> **Job**
For the material that follows, list every line containing the word "часть".

> **Dataset excerpts**
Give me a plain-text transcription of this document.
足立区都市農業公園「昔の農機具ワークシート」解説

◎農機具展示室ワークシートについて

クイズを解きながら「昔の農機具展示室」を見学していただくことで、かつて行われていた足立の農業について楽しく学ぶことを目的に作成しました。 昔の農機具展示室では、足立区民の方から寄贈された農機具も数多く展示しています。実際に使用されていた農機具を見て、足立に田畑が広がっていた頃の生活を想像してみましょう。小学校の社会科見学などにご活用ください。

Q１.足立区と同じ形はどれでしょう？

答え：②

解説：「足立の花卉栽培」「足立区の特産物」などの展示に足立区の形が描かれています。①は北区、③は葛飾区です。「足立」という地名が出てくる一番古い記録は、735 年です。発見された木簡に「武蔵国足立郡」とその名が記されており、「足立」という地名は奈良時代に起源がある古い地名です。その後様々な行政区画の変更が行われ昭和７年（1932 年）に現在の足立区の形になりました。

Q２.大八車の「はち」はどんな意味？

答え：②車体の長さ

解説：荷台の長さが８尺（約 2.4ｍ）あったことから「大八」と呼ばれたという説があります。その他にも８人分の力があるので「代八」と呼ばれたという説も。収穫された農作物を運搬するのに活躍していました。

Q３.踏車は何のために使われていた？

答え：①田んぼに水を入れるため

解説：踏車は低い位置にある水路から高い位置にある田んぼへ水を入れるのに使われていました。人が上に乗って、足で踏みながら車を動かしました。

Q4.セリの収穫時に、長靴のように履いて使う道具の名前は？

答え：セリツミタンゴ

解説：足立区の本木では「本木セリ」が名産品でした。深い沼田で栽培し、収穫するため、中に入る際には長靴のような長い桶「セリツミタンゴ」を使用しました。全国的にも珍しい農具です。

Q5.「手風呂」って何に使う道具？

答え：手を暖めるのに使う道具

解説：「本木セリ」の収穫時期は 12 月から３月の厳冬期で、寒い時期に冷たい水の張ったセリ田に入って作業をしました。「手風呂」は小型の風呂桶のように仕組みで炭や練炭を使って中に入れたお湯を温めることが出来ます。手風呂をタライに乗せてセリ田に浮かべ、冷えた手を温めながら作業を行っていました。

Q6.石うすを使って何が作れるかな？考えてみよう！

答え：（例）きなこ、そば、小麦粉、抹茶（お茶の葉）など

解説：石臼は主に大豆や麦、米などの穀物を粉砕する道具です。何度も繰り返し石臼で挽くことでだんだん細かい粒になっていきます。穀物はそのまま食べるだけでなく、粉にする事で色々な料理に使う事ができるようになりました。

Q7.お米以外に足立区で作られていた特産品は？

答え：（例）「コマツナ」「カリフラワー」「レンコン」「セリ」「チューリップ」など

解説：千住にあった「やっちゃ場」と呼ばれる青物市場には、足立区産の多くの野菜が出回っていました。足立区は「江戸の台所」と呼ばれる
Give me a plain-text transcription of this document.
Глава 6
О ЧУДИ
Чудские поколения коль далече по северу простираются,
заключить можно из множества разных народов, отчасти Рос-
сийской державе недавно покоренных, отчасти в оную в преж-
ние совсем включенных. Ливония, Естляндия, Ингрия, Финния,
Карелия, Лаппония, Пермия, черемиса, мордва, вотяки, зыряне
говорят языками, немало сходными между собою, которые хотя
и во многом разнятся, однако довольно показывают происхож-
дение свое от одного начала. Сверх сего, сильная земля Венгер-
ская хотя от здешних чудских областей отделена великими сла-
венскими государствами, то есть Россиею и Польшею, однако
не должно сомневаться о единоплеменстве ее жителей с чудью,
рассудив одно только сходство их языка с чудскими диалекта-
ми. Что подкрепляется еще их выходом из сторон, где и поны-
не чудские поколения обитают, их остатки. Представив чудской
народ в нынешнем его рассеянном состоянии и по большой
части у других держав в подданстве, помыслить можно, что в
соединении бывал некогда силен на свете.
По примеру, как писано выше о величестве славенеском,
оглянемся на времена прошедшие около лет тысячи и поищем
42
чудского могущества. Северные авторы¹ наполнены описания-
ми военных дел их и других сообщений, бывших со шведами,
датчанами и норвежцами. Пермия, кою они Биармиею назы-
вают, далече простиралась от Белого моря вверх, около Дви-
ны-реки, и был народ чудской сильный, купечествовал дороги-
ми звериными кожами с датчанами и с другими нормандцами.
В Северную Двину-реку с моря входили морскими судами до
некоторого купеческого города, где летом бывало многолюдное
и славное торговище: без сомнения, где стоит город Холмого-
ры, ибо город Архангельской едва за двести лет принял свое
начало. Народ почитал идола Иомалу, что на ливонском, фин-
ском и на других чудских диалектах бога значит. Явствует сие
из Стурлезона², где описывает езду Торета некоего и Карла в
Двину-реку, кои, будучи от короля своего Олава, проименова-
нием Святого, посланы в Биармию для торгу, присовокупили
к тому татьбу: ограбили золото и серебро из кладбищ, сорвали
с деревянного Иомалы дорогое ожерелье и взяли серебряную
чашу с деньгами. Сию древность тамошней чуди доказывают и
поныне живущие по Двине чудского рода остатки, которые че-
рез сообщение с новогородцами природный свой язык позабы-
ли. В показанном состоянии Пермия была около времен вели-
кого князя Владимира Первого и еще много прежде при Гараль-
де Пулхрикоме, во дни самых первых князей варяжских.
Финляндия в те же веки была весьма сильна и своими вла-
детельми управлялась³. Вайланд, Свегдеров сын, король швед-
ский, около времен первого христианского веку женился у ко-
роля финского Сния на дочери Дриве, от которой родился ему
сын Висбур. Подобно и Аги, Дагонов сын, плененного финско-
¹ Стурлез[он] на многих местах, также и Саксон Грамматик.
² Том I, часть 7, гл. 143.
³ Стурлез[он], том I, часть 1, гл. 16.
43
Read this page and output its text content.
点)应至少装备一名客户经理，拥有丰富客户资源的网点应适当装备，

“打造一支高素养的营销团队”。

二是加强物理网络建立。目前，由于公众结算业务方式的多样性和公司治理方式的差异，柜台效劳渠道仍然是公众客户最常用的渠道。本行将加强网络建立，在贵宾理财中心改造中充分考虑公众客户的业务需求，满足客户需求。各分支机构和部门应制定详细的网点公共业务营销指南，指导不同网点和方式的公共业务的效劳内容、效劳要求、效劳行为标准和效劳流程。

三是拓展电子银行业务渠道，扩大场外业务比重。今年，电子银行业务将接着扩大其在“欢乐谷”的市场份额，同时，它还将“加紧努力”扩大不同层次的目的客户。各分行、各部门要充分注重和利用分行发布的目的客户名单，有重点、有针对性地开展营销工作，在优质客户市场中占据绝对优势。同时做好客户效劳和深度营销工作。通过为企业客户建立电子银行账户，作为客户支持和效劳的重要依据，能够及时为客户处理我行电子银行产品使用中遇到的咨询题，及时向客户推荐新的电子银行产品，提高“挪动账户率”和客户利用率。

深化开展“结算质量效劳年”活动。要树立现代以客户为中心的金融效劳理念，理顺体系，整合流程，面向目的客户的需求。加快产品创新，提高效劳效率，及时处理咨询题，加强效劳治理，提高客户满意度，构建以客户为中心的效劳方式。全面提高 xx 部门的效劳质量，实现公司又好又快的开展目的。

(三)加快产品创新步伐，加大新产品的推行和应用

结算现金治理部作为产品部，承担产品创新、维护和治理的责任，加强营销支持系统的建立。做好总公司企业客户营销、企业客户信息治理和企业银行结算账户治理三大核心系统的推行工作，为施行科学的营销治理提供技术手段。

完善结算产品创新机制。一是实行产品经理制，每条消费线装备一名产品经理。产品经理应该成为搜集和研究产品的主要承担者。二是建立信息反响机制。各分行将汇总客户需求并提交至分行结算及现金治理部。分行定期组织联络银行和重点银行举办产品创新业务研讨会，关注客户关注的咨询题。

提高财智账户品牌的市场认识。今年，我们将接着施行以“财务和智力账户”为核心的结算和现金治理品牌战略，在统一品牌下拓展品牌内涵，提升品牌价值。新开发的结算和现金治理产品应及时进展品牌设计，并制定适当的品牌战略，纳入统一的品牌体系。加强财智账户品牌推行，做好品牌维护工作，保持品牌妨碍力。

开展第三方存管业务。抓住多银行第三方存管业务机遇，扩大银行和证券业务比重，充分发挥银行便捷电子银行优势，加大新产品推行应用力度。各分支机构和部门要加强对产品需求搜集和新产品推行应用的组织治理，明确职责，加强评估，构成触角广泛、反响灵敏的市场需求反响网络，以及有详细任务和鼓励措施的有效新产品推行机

> **Correct result**
² Том I, часть 7, гл. 143.
³ Стурлез[он], том I, часть 1, гл. 16.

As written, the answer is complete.